* Dataset extract *
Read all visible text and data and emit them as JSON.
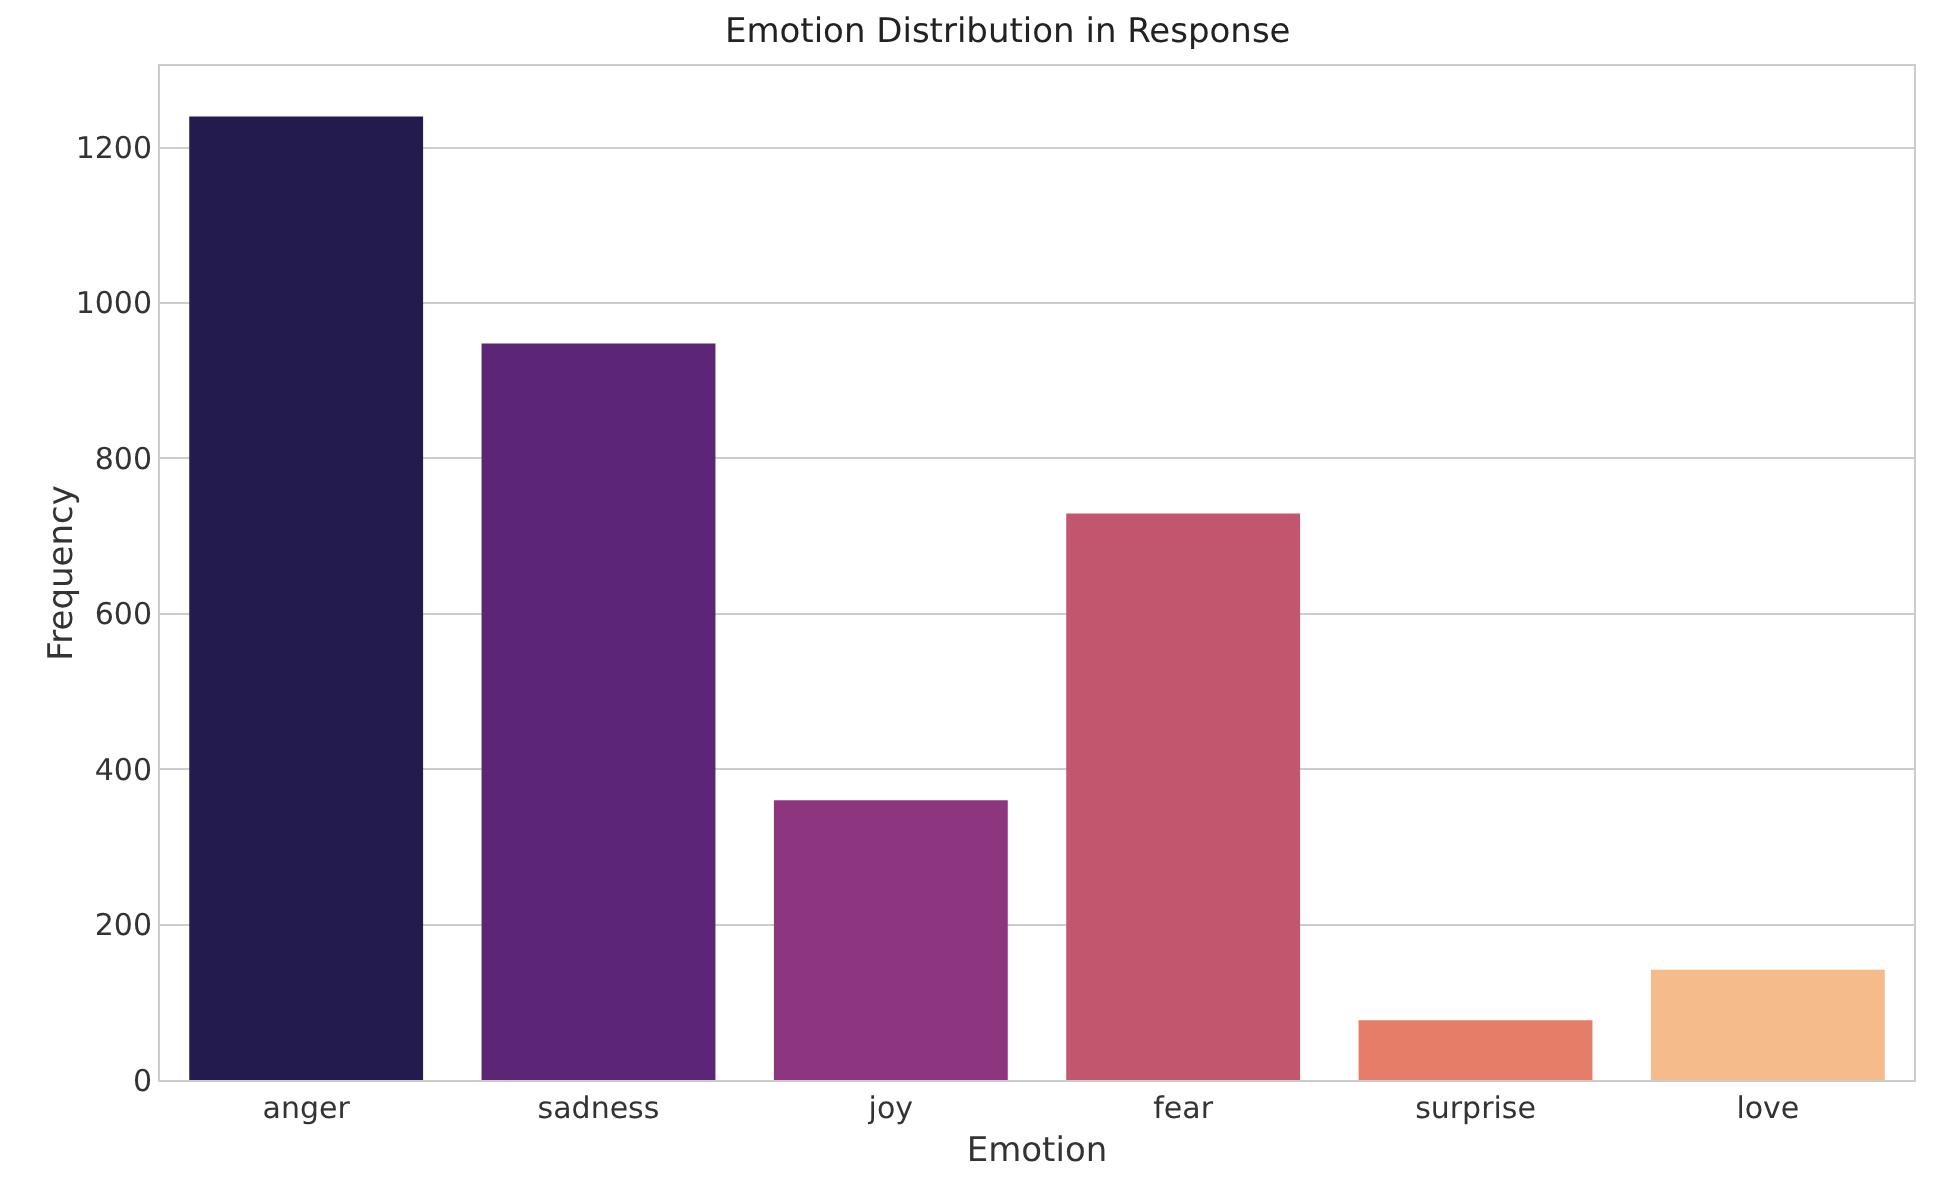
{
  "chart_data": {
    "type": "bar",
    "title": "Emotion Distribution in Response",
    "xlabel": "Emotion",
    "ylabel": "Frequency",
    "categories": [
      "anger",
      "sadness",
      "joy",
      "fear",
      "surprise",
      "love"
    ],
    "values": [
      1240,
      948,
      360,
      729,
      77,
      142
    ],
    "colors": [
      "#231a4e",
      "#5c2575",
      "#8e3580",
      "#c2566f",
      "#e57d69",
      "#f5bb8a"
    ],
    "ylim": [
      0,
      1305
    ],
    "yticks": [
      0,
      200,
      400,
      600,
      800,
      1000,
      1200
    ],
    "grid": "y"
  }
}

* Goal of the exercise *
Make an exact copy of the data above, pictures excluded.

* Result *
Read all visible text and data and emit them as JSON.
{
  "chart_data": {
    "type": "bar",
    "title": "Emotion Distribution in Response",
    "xlabel": "Emotion",
    "ylabel": "Frequency",
    "categories": [
      "anger",
      "sadness",
      "joy",
      "fear",
      "surprise",
      "love"
    ],
    "values": [
      1240,
      948,
      360,
      729,
      77,
      142
    ],
    "colors": [
      "#231a4e",
      "#5c2575",
      "#8e3580",
      "#c2566f",
      "#e57d69",
      "#f5bb8a"
    ],
    "ylim": [
      0,
      1305
    ],
    "yticks": [
      0,
      200,
      400,
      600,
      800,
      1000,
      1200
    ],
    "grid": "y"
  }
}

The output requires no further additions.